Las opciones de centro fueron derrotadas en Brasil y Argentina (aunque en este país se evidencia una clara recuperación, no sin cambios) a manos de las fuerzas que tensan y no necesariamente de las que moderan. Otro tanto sucedió en Chile, donde la última elección registró el crecimiento de la derecha que proponía radicalizar el modelo y también del nuevo Frente Amplio que impulsaba un cambio de rumbo desde la izquierda. Mientras tanto, para la mayoría de los países de la región, incluido Uruguay, parece declinar el prestigio del concepto de «centrismo». Al mismo tiempo, como informa el Latinobarómetro, se registra un mayor desapego social hacia las instituciones de la democracia y crece una expresiva reconciliación social con las soluciones autoritarias o no claramente democráticas. Aunque la autopercepción sobre la excepcionalidad uruguaya siempre aporta argumentos para descalificar en clave nacional lo que aquí se argumenta, sostendremos nuestras dudas sobre el centrismo.

En primer término, cabe señalar una paradoja que comprime a la oposición uruguaya: ¿cómo harán los partidos de la oposición para derrotar al FA en el centro, sin demoler simultáneamente el valor político y cultural de lo que el centro representa en la sociedad uruguaya?

La pregunta tiene sentido porque el centro político uruguayo está simbólica y electoralmente ocupado por el FA. El FA es el centro, aunque en su interior haya quienes se dicen, piensan y actúan desde la izquierda, y aunque también haya robustos centrismos en otros partidos. Durante sus 15 años de gobierno, el FA logró asentarse en ese lugar político con fuerza suficiente para derrotar a sus rivales. Tampoco parece fácil que el «centrismo» se desplace del FA hacia una derecha moderada. Si bien la oposición tiene posibilidades de éxito, su dilema sigue siendo cómo demoler el prestigio de un FA dueño del centro sin favorecer el progreso antipolítico. Una ecuación cuya dificultad estalla junto a los alegres gritos de campaña del tipo «Si estás harto de ellos, #es ahora». Porque la apelación «harto de ellos» convoca odio sobre un espectro mucho más amplio que el FA y es la consigna por excelencia de la antipolítica. No parece fácil combinar la urgencia con la moderación ni construir atajos democráticamente virtuosos en la época de la política espectáculo.

La realidad, esa cruel adversaria

La tendencia a fugarse de la realidad es otra dificultad asociada a la disputa por el centro en la coyuntura actual, un desafío que afecta por motivos diferentes a desafiantes y desafiado.

Más allá de los eslóganes moderados y la promesa de «mantener lo bueno» en caso de triunfar, los opositores al FA se enfrentan a un problema: que las transformaciones que hicieron mejor a la sociedad uruguaya obedecen a la presencia del FA en el gobierno y, sobre todo, que esos cambios no estuvieron ni están en la agenda de interés de los partidos opositores. Tendrán pocas posibilidades diferentes que acumular capital electoral a costa de desprestigiar al FA, mediante un Frankenstein armado con verdades, medias verdades y mentiras descomunales. El problema vuelve a ser, nuevamente, que el único beneficiario seguro de ese juego es el agente antipolítico y el desgaste del sistema.

(Listados de elementos de maquetación con recuadros)
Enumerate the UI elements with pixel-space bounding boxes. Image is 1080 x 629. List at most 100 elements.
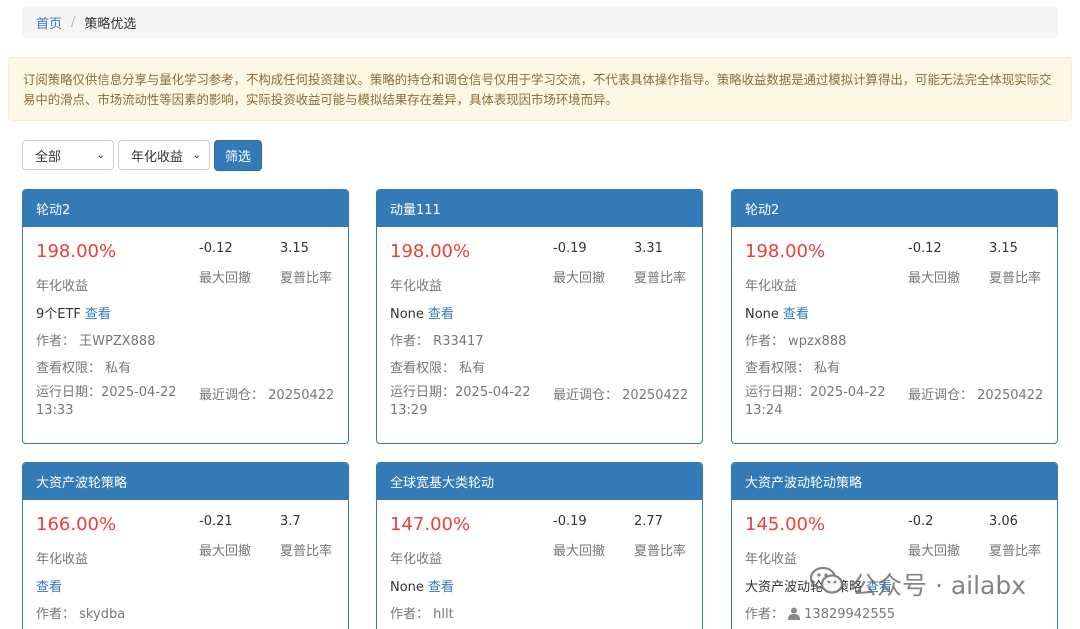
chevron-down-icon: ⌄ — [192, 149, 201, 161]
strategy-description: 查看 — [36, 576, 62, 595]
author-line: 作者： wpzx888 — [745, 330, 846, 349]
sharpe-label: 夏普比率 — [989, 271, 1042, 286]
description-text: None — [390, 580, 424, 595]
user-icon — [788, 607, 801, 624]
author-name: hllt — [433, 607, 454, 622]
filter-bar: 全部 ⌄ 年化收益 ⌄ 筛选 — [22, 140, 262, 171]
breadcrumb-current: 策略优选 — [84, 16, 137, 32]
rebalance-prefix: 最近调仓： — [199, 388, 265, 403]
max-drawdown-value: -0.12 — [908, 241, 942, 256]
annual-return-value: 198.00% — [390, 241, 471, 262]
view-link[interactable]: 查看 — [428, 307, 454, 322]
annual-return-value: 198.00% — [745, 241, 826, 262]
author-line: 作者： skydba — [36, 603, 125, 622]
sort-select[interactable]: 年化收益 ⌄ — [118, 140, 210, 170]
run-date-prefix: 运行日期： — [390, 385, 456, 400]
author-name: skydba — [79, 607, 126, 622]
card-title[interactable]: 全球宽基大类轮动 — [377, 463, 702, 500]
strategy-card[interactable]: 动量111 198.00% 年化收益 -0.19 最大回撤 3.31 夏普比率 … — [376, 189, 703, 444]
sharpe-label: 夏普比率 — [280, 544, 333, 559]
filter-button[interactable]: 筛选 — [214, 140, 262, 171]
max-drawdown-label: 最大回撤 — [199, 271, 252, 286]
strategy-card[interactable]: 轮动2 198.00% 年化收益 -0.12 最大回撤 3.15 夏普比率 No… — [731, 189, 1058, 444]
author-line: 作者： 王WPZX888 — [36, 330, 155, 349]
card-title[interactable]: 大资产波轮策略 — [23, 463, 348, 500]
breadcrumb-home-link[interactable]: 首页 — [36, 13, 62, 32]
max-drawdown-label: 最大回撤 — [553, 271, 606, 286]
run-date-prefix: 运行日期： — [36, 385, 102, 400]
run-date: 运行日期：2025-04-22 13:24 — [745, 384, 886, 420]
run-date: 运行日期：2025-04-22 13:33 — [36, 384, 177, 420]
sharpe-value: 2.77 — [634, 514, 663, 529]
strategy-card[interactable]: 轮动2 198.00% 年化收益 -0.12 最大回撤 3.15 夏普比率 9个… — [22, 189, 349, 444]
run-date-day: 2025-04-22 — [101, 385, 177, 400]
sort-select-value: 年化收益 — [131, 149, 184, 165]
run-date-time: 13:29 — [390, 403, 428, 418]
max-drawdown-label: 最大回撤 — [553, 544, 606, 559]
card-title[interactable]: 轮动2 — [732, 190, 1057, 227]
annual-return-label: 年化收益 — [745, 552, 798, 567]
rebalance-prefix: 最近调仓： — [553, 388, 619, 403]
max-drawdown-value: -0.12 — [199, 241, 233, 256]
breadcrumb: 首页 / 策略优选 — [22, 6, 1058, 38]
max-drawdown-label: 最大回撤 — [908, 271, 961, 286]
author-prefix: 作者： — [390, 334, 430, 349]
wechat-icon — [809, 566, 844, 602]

Problemas a resolver ->
a) Extrae del fragmento sobre el centrismo el pasaje que va desde "La tendencia a" hasta "desafiantes y desafiado.", ambos incluidos, copiado sin cambios.
b) Resume en dos oraciones el fragmento sobre el centrismo.

Soluciones ->
a)
La tendencia a fugarse de la realidad es otra dificultad asociada a la disputa por el centro en la coyuntura actual, un desafío que afecta por motivos diferentes a desafiantes y desafiado.

b) En la región, las opciones de centro fueron derrotadas en varios países y parece declinar el prestigio del «centrismo», mientras crece el desapego social hacia las instituciones de la democracia. En Uruguay el centro está ocupado por el FA, y la oposición enfrenta el dilema de desprestigiarlo sin favorecer a la antipolítica, que es el único beneficiario seguro de ese juego.